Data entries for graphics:
<<<<

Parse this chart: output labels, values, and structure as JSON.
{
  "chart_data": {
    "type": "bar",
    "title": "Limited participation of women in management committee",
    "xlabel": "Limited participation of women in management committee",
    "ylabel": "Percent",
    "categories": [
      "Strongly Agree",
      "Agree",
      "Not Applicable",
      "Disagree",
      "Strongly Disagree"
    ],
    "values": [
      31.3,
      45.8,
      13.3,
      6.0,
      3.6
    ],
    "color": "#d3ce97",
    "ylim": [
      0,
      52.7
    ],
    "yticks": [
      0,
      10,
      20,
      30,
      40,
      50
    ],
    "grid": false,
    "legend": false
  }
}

>>>>

Problem description: Only the number is wanted: how many lines in the preceding entries hold the string "women"?

Correct result: 2